┌─ EXTRACTED INFORMATION

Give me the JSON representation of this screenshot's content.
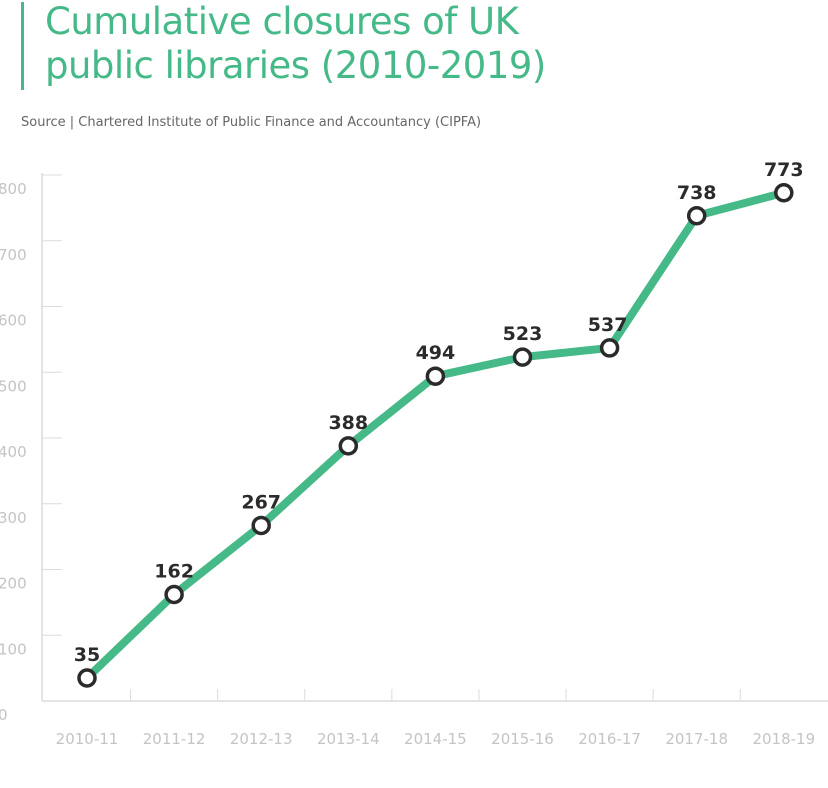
{
  "header": {
    "title_line1": "Cumulative closures of UK",
    "title_line2": "public libraries (2010-2019)",
    "source": "Source | Chartered Institute of Public Finance and Accountancy (CIPFA)"
  },
  "colors": {
    "line": "#45b987",
    "marker_stroke": "#2b2b2b",
    "title": "#45b987"
  },
  "chart_data": {
    "type": "line",
    "title": "Cumulative closures of UK public libraries (2010-2019)",
    "xlabel": "",
    "ylabel": "",
    "categories": [
      "2010-11",
      "2011-12",
      "2012-13",
      "2013-14",
      "2014-15",
      "2015-16",
      "2016-17",
      "2017-18",
      "2018-19"
    ],
    "values": [
      35,
      162,
      267,
      388,
      494,
      523,
      537,
      738,
      773
    ],
    "data_labels": [
      "35",
      "162",
      "267",
      "388",
      "494",
      "523",
      "537",
      "738",
      "773"
    ],
    "ylim": [
      0,
      800
    ],
    "yticks": [
      "0",
      "100",
      "200",
      "300",
      "400",
      "500",
      "600",
      "700",
      "800"
    ],
    "grid": false,
    "legend": "none"
  }
}
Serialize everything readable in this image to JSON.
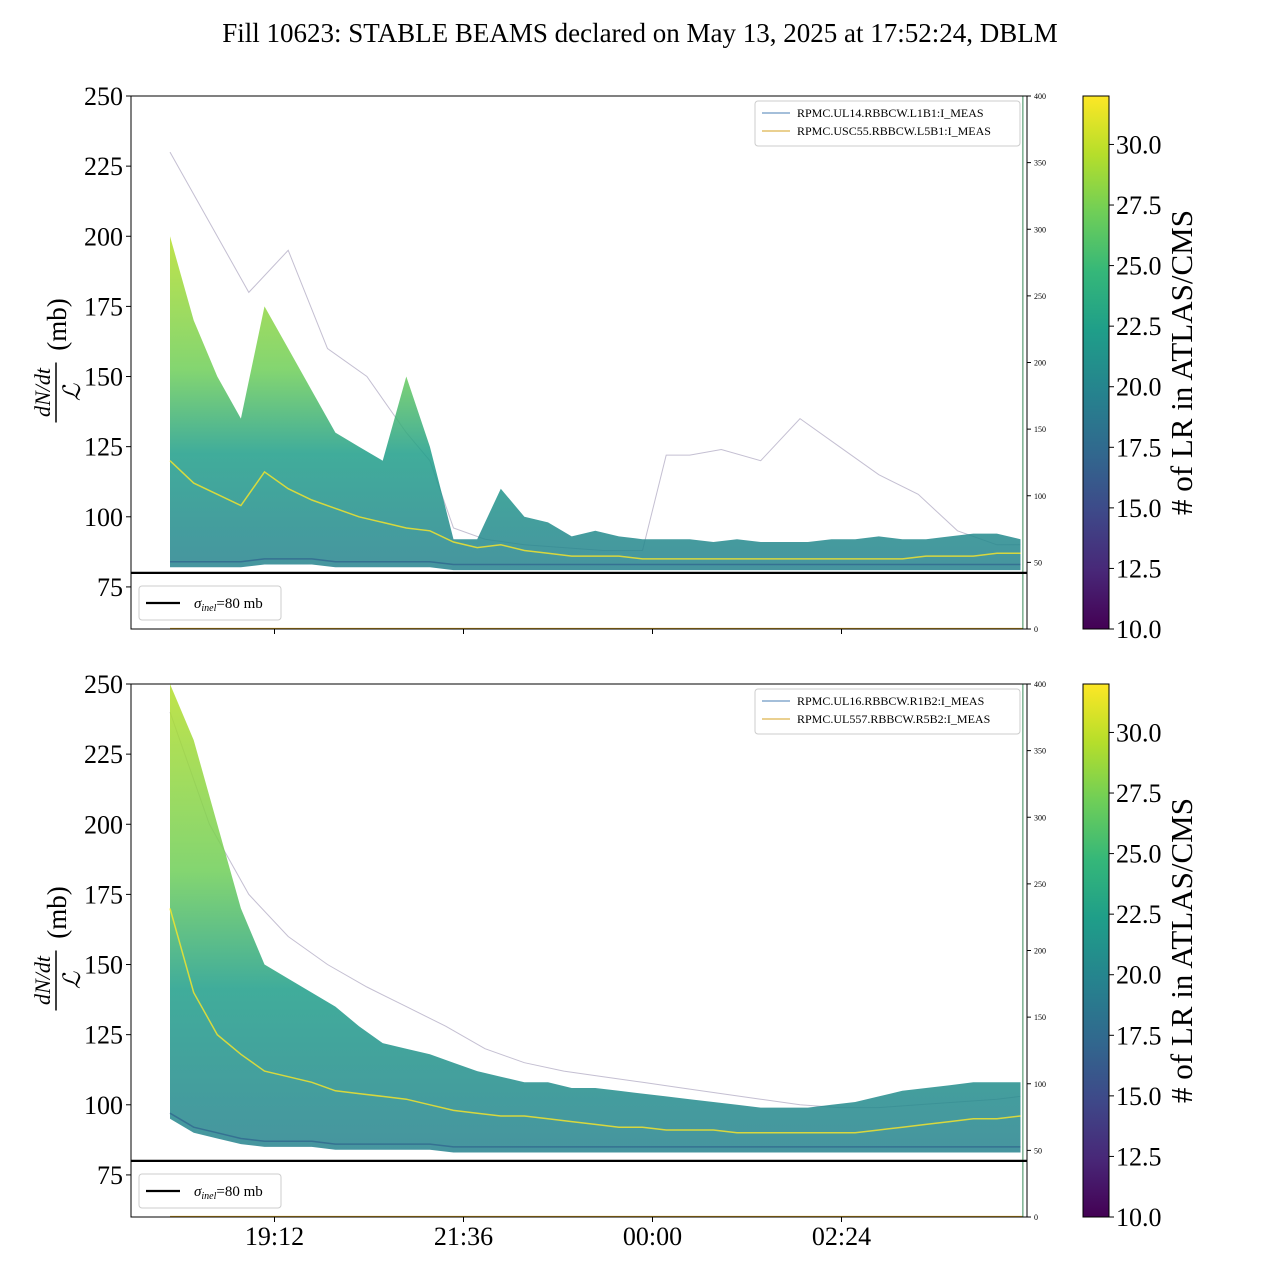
{
  "suptitle": "Fill 10623: STABLE BEAMS declared on May 13, 2025 at 17:52:24, DBLM",
  "colors": {
    "beam1_line": "#4a7fb5",
    "beam2_line": "#d4a020",
    "reference_line": "#000000",
    "viridis": [
      "#440154",
      "#482878",
      "#3e4989",
      "#31688e",
      "#26828e",
      "#1f9e89",
      "#35b779",
      "#6ece58",
      "#b5de2b",
      "#fde725"
    ]
  },
  "chart_data": [
    {
      "type": "line",
      "panel": "top",
      "ylabel_top": "dN/dt",
      "ylabel_bottom": "ℒ",
      "ylabel_unit": "(mb)",
      "ylim": [
        60,
        250
      ],
      "yticks": [
        75,
        100,
        125,
        150,
        175,
        200,
        225,
        250
      ],
      "ytick_labels": [
        "75",
        "100",
        "125",
        "150",
        "175",
        "200",
        "225",
        "250"
      ],
      "x_tick_labels": [
        "19:12",
        "21:36",
        "00:00",
        "02:24"
      ],
      "x_tick_labels_shown": false,
      "secondary_ylim": [
        0,
        400
      ],
      "secondary_yticks": [
        0,
        50,
        100,
        150,
        200,
        250,
        300,
        350,
        400
      ],
      "secondary_ytick_labels": [
        "0",
        "50",
        "100",
        "150",
        "200",
        "250",
        "300",
        "350",
        "400"
      ],
      "reference_value": 80,
      "reference_legend": "σ",
      "reference_legend_sub": "inel",
      "reference_legend_tail": "=80 mb",
      "legend": [
        "RPMC.UL14.RBBCW.L1B1:I_MEAS",
        "RPMC.USC55.RBBCW.L5B1:I_MEAS"
      ],
      "legend_placement": "top-right",
      "colorbar_label": "# of LR in ATLAS/CMS",
      "colorbar_range": [
        10,
        32
      ],
      "colorbar_ticks": [
        10,
        12.5,
        15,
        17.5,
        20,
        22.5,
        25,
        27.5,
        30
      ],
      "colorbar_tick_labels": [
        "10.0",
        "12.5",
        "15.0",
        "17.5",
        "20.0",
        "22.5",
        "25.0",
        "27.5",
        "30.0"
      ],
      "band_time_hours": [
        0.0,
        0.3,
        0.6,
        0.9,
        1.2,
        1.5,
        1.8,
        2.1,
        2.4,
        2.7,
        3.0,
        3.3,
        3.6,
        3.9,
        4.2,
        4.5,
        4.8,
        5.1,
        5.4,
        5.7,
        6.0,
        6.3,
        6.6,
        6.9,
        7.2,
        7.5,
        7.8,
        8.1,
        8.4,
        8.7,
        9.0,
        9.3,
        9.6,
        9.9,
        10.2,
        10.5,
        10.8
      ],
      "band_lower": [
        82,
        82,
        82,
        82,
        83,
        83,
        83,
        82,
        82,
        82,
        82,
        82,
        81,
        81,
        81,
        81,
        81,
        81,
        81,
        81,
        81,
        81,
        81,
        81,
        81,
        81,
        81,
        81,
        81,
        81,
        81,
        81,
        81,
        81,
        81,
        81,
        81
      ],
      "band_mid": [
        120,
        112,
        108,
        104,
        116,
        110,
        106,
        103,
        100,
        98,
        96,
        95,
        91,
        89,
        90,
        88,
        87,
        86,
        86,
        86,
        85,
        85,
        85,
        85,
        85,
        85,
        85,
        85,
        85,
        85,
        85,
        85,
        86,
        86,
        86,
        87,
        87
      ],
      "band_upper": [
        200,
        170,
        150,
        135,
        175,
        160,
        145,
        130,
        125,
        120,
        150,
        125,
        92,
        92,
        110,
        100,
        98,
        93,
        95,
        93,
        92,
        92,
        92,
        91,
        92,
        91,
        91,
        91,
        92,
        92,
        93,
        92,
        92,
        93,
        94,
        94,
        92
      ],
      "faint_trace_time_hours": [
        0.0,
        0.5,
        1.0,
        1.5,
        2.0,
        2.5,
        3.0,
        3.3,
        3.6,
        4.0,
        4.5,
        5.0,
        5.5,
        6.0,
        6.3,
        6.6,
        7.0,
        7.5,
        8.0,
        8.5,
        9.0,
        9.5,
        10.0,
        10.5,
        10.8
      ],
      "faint_trace_values": [
        230,
        205,
        180,
        195,
        160,
        150,
        130,
        120,
        96,
        92,
        90,
        89,
        88,
        88,
        122,
        122,
        124,
        120,
        135,
        125,
        115,
        108,
        95,
        90,
        90
      ]
    },
    {
      "type": "line",
      "panel": "bottom",
      "ylabel_top": "dN/dt",
      "ylabel_bottom": "ℒ",
      "ylabel_unit": "(mb)",
      "ylim": [
        60,
        250
      ],
      "yticks": [
        75,
        100,
        125,
        150,
        175,
        200,
        225,
        250
      ],
      "ytick_labels": [
        "75",
        "100",
        "125",
        "150",
        "175",
        "200",
        "225",
        "250"
      ],
      "x_tick_labels": [
        "19:12",
        "21:36",
        "00:00",
        "02:24"
      ],
      "x_tick_labels_shown": true,
      "secondary_ylim": [
        0,
        400
      ],
      "secondary_yticks": [
        0,
        50,
        100,
        150,
        200,
        250,
        300,
        350,
        400
      ],
      "secondary_ytick_labels": [
        "0",
        "50",
        "100",
        "150",
        "200",
        "250",
        "300",
        "350",
        "400"
      ],
      "reference_value": 80,
      "reference_legend": "σ",
      "reference_legend_sub": "inel",
      "reference_legend_tail": "=80 mb",
      "legend": [
        "RPMC.UL16.RBBCW.R1B2:I_MEAS",
        "RPMC.UL557.RBBCW.R5B2:I_MEAS"
      ],
      "legend_placement": "top-right",
      "colorbar_label": "# of LR in ATLAS/CMS",
      "colorbar_range": [
        10,
        32
      ],
      "colorbar_ticks": [
        10,
        12.5,
        15,
        17.5,
        20,
        22.5,
        25,
        27.5,
        30
      ],
      "colorbar_tick_labels": [
        "10.0",
        "12.5",
        "15.0",
        "17.5",
        "20.0",
        "22.5",
        "25.0",
        "27.5",
        "30.0"
      ],
      "band_time_hours": [
        0.0,
        0.3,
        0.6,
        0.9,
        1.2,
        1.5,
        1.8,
        2.1,
        2.4,
        2.7,
        3.0,
        3.3,
        3.6,
        3.9,
        4.2,
        4.5,
        4.8,
        5.1,
        5.4,
        5.7,
        6.0,
        6.3,
        6.6,
        6.9,
        7.2,
        7.5,
        7.8,
        8.1,
        8.4,
        8.7,
        9.0,
        9.3,
        9.6,
        9.9,
        10.2,
        10.5,
        10.8
      ],
      "band_lower": [
        95,
        90,
        88,
        86,
        85,
        85,
        85,
        84,
        84,
        84,
        84,
        84,
        83,
        83,
        83,
        83,
        83,
        83,
        83,
        83,
        83,
        83,
        83,
        83,
        83,
        83,
        83,
        83,
        83,
        83,
        83,
        83,
        83,
        83,
        83,
        83,
        83
      ],
      "band_mid": [
        170,
        140,
        125,
        118,
        112,
        110,
        108,
        105,
        104,
        103,
        102,
        100,
        98,
        97,
        96,
        96,
        95,
        94,
        93,
        92,
        92,
        91,
        91,
        91,
        90,
        90,
        90,
        90,
        90,
        90,
        91,
        92,
        93,
        94,
        95,
        95,
        96
      ],
      "band_upper": [
        250,
        230,
        200,
        170,
        150,
        145,
        140,
        135,
        128,
        122,
        120,
        118,
        115,
        112,
        110,
        108,
        108,
        106,
        106,
        105,
        104,
        103,
        102,
        101,
        100,
        99,
        99,
        99,
        100,
        101,
        103,
        105,
        106,
        107,
        108,
        108,
        108
      ],
      "faint_trace_time_hours": [
        0.0,
        0.5,
        1.0,
        1.5,
        2.0,
        2.5,
        3.0,
        3.5,
        4.0,
        4.5,
        5.0,
        5.5,
        6.0,
        6.5,
        7.0,
        7.5,
        8.0,
        8.5,
        9.0,
        9.5,
        10.0,
        10.5,
        10.8
      ],
      "faint_trace_values": [
        240,
        200,
        175,
        160,
        150,
        142,
        135,
        128,
        120,
        115,
        112,
        110,
        108,
        106,
        104,
        102,
        100,
        99,
        99,
        100,
        101,
        102,
        103
      ]
    }
  ]
}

└─

PROMPT → Pick out all lines from the data above in which the word "Cumulative" appears.

SOLUTION TO THE EXERCISE →
    "title_line1": "Cumulative closures of UK",
    "title": "Cumulative closures of UK public libraries (2010-2019)",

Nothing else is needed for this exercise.